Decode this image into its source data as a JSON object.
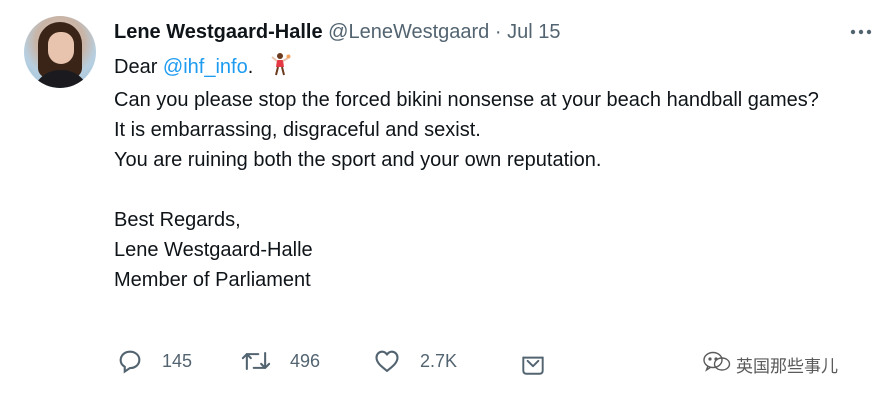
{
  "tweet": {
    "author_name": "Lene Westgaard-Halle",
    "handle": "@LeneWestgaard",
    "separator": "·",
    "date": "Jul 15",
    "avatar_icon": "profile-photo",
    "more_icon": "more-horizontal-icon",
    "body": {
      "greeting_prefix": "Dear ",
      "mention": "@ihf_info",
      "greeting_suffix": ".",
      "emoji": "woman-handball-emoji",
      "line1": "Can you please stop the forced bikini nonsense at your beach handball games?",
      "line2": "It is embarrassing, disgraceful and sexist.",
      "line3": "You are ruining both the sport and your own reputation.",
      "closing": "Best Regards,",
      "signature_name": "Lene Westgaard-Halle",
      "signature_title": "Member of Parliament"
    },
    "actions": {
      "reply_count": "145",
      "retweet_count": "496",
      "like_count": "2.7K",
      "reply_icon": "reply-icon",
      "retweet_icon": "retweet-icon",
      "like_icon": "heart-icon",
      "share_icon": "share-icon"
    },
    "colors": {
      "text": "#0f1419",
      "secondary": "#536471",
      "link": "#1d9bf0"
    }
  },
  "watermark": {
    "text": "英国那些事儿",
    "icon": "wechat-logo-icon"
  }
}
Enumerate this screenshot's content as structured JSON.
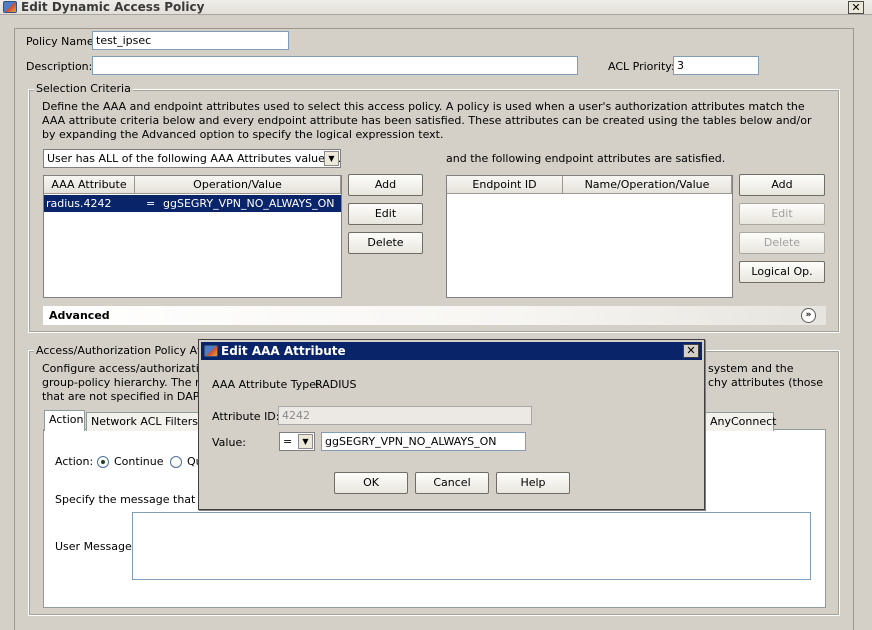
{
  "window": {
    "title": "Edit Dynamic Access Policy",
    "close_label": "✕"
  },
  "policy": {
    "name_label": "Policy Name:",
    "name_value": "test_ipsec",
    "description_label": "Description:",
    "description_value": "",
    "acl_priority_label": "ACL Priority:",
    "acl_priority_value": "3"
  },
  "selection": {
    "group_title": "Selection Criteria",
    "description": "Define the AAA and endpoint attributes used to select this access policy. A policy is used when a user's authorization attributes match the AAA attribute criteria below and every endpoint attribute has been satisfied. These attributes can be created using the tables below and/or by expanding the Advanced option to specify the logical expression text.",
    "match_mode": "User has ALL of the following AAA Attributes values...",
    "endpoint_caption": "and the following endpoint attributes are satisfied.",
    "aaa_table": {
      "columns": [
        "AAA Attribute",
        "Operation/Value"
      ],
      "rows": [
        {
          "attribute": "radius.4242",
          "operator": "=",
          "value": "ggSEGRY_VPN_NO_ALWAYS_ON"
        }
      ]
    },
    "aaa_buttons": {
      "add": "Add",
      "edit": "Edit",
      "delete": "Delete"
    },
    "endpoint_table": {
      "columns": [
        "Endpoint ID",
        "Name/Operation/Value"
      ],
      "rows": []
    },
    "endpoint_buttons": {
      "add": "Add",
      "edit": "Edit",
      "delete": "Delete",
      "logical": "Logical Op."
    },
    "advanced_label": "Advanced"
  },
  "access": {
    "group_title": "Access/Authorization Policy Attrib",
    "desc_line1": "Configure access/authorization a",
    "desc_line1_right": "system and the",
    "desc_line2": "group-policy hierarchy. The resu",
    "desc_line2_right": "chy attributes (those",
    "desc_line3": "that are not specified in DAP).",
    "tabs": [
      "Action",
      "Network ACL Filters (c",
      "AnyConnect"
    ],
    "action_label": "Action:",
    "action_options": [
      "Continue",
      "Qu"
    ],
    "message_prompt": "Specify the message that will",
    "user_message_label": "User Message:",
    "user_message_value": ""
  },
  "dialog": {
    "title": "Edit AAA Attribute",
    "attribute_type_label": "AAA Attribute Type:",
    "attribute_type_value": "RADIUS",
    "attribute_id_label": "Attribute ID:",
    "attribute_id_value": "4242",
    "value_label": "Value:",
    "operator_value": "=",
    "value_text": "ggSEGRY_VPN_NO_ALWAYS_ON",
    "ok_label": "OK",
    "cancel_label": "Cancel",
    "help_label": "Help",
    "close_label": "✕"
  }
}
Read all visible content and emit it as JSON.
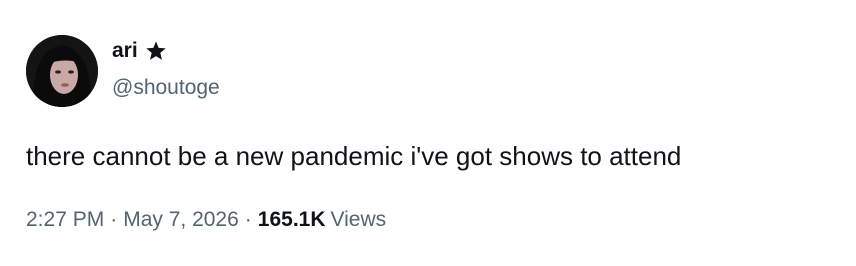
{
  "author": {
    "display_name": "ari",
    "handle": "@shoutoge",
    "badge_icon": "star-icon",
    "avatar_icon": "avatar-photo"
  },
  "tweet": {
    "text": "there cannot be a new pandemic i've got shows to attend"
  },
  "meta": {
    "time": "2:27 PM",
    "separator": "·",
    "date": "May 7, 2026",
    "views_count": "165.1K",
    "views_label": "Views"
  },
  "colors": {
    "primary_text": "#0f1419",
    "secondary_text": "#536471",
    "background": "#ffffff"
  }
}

***

Give only the count of lines in which the string "your" appears.

2